TASK STATEMENT:
All material below is to be reproduced exactly.

GIVEN DATA:
===
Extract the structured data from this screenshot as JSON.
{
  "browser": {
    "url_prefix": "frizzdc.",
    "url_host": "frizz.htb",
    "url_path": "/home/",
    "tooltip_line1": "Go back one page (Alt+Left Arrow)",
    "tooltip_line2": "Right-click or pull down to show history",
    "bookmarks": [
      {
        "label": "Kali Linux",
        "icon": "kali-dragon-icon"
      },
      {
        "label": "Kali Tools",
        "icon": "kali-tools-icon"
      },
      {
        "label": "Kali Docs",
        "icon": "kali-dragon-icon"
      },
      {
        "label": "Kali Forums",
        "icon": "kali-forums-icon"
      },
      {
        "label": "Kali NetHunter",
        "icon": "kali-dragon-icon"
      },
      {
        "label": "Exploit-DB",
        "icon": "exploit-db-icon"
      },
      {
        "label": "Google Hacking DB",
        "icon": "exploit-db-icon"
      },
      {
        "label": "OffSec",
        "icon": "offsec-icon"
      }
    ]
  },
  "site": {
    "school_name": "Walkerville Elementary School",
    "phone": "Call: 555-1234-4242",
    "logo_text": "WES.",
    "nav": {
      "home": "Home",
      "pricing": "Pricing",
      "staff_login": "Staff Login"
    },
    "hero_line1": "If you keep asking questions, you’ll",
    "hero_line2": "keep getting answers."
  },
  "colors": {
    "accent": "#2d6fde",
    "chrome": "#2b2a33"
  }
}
===
CORRECT RESPONSE:
Extract the structured data from this screenshot as JSON.
{
  "browser": {
    "url_prefix": "frizzdc.",
    "url_host": "frizz.htb",
    "url_path": "/home/",
    "tooltip_line1": "Go back one page (Alt+Left Arrow)",
    "tooltip_line2": "Right-click or pull down to show history",
    "bookmarks": [
      {
        "label": "Kali Linux",
        "icon": "kali-dragon-icon"
      },
      {
        "label": "Kali Tools",
        "icon": "kali-tools-icon"
      },
      {
        "label": "Kali Docs",
        "icon": "kali-dragon-icon"
      },
      {
        "label": "Kali Forums",
        "icon": "kali-forums-icon"
      },
      {
        "label": "Kali NetHunter",
        "icon": "kali-dragon-icon"
      },
      {
        "label": "Exploit-DB",
        "icon": "exploit-db-icon"
      },
      {
        "label": "Google Hacking DB",
        "icon": "exploit-db-icon"
      },
      {
        "label": "OffSec",
        "icon": "offsec-icon"
      }
    ]
  },
  "site": {
    "school_name": "Walkerville Elementary School",
    "phone": "Call: 555-1234-4242",
    "logo_text": "WES.",
    "nav": {
      "home": "Home",
      "pricing": "Pricing",
      "staff_login": "Staff Login"
    },
    "hero_line1": "If you keep asking questions, you’ll",
    "hero_line2": "keep getting answers."
  },
  "colors": {
    "accent": "#2d6fde",
    "chrome": "#2b2a33"
  }
}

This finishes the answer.